## Your objective
State how many lines contain the string "vord", and write nothing else.
── Input material ──
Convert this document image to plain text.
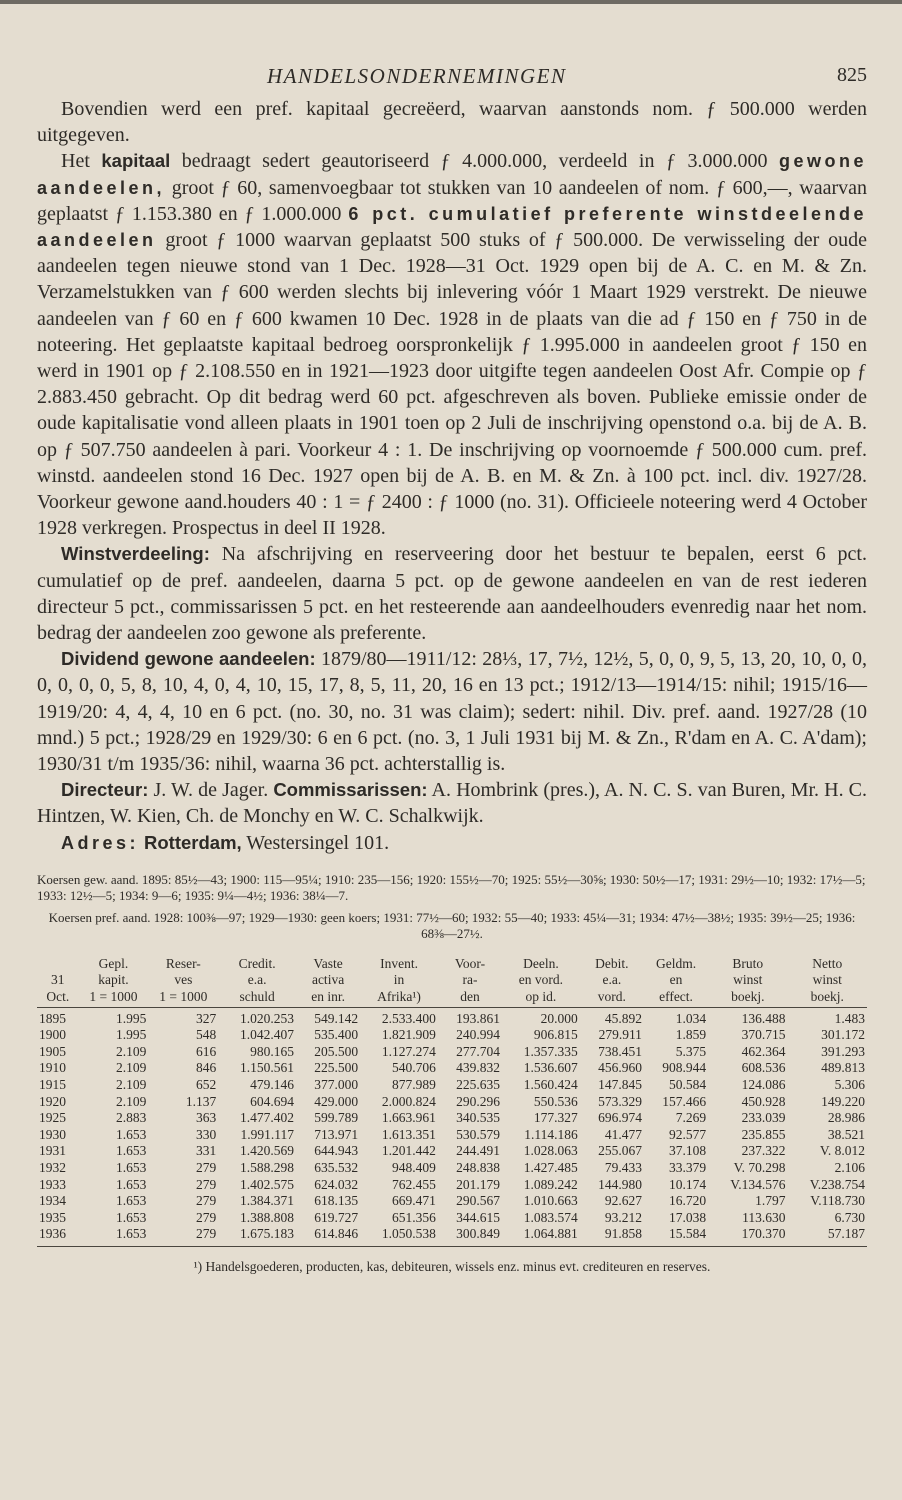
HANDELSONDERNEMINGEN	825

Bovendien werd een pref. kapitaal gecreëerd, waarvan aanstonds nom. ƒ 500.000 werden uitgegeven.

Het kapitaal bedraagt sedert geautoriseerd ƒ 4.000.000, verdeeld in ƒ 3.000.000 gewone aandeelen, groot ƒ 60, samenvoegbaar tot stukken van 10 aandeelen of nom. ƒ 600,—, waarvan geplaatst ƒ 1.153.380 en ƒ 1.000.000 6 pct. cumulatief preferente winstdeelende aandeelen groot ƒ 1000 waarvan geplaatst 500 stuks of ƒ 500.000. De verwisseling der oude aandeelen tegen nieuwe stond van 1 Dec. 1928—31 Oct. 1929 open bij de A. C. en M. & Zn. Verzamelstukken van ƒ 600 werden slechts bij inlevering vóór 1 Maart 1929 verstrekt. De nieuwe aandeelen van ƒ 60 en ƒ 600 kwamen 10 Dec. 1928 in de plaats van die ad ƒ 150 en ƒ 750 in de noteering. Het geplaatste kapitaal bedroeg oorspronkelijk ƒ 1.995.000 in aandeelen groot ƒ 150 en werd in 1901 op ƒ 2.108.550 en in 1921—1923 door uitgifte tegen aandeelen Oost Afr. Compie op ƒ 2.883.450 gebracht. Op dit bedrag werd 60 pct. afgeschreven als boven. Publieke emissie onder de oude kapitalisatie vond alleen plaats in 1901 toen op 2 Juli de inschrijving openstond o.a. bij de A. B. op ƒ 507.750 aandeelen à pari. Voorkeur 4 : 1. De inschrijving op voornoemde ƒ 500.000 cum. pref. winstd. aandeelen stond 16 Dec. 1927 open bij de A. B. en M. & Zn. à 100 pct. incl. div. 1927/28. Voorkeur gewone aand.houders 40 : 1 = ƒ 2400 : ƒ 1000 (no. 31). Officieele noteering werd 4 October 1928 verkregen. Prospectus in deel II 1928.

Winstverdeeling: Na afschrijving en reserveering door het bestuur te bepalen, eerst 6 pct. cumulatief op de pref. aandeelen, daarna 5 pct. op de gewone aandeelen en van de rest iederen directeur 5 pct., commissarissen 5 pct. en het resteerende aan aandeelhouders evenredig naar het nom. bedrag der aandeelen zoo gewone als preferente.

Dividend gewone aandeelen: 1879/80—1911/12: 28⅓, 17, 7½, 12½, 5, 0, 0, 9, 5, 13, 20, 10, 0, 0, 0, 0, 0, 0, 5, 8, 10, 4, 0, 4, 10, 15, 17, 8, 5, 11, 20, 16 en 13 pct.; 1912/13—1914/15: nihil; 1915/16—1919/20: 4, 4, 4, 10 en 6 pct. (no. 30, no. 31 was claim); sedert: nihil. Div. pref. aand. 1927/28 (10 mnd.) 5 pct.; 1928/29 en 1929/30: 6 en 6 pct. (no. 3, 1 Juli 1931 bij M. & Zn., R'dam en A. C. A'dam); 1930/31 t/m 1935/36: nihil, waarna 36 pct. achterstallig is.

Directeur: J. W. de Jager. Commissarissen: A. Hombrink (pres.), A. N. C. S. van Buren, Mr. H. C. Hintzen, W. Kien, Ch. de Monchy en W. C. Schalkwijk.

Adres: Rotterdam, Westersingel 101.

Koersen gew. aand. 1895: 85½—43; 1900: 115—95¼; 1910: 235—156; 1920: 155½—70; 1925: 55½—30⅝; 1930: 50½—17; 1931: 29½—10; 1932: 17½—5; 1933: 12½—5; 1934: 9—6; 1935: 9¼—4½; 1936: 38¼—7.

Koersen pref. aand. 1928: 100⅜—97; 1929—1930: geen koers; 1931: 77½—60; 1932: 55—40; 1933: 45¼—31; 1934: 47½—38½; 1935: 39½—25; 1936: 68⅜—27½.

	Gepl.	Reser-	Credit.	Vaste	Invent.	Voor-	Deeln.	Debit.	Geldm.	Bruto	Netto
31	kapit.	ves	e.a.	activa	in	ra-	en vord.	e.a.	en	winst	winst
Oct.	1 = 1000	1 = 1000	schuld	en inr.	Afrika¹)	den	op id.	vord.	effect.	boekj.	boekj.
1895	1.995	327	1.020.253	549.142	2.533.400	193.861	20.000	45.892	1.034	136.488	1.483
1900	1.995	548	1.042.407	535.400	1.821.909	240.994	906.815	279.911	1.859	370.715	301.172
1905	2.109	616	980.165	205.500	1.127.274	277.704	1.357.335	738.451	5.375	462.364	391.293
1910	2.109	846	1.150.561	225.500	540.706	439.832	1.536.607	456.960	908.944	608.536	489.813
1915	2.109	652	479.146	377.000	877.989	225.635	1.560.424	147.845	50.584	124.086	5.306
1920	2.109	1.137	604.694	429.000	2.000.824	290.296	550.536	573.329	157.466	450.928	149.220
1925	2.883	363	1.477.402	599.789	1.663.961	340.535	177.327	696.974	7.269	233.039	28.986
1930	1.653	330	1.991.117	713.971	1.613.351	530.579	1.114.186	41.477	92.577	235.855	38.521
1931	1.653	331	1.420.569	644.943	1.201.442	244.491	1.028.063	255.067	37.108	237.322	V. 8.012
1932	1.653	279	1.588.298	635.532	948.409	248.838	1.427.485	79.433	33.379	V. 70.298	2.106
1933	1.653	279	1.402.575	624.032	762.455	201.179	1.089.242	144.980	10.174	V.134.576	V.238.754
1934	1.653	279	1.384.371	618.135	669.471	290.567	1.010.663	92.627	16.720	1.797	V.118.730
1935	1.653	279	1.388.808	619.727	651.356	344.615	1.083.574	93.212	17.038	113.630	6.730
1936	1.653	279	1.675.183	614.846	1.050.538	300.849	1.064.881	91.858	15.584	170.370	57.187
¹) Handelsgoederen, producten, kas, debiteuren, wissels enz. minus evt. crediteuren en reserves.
───
## Expected output
2